## BEGIN THE INPUT
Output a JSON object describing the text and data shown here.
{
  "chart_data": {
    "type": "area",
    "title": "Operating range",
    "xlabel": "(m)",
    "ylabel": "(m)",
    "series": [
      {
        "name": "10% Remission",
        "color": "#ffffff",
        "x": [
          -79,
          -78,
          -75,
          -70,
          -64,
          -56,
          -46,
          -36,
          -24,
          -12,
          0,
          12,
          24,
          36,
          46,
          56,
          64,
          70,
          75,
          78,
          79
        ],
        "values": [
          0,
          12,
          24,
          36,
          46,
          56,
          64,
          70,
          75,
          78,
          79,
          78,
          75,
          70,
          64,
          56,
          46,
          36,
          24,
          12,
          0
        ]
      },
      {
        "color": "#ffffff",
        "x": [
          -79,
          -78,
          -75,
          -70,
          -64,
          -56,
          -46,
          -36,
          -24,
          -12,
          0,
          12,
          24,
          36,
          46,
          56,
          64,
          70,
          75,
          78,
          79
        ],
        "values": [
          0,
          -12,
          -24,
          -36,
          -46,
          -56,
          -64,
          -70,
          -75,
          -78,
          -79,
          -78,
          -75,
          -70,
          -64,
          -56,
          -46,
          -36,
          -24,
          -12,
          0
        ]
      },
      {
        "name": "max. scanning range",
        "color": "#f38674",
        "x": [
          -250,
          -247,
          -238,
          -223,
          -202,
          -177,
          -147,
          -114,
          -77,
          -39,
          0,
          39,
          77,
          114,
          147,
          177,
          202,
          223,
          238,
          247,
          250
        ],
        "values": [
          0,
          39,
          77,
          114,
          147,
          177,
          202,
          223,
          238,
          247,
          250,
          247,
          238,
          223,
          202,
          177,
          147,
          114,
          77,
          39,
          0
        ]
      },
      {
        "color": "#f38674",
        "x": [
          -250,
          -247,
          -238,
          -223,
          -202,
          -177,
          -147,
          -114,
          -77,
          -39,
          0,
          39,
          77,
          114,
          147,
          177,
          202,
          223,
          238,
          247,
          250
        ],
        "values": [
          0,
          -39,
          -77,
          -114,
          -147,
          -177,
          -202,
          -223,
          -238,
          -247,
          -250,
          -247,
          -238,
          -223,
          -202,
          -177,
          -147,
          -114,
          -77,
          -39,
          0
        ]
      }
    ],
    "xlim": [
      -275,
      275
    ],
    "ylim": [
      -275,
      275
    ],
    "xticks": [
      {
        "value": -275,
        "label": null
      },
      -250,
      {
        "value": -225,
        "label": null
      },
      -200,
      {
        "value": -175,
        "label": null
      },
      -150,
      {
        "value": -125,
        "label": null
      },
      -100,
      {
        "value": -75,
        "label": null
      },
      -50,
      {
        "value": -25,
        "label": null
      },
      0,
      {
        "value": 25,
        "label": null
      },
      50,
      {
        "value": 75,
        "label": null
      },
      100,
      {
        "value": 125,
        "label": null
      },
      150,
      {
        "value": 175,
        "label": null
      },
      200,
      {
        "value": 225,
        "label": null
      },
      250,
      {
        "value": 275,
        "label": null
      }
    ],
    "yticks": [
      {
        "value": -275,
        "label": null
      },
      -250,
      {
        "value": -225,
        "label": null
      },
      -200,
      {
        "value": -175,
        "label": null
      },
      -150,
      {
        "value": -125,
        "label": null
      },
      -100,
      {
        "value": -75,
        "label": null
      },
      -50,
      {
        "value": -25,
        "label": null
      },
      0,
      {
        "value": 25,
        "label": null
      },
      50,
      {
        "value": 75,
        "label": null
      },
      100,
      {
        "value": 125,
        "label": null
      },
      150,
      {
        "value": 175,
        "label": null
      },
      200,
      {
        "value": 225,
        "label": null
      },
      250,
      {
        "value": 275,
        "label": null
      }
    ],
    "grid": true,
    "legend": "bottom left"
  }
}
## END THE INPUT
PROBLEM REQUIREMENTS:
Copy all lines from the listing that contain "name".

EXERCISE SOLUTION:
        "name": "10% Remission",
        "name": "max. scanning range",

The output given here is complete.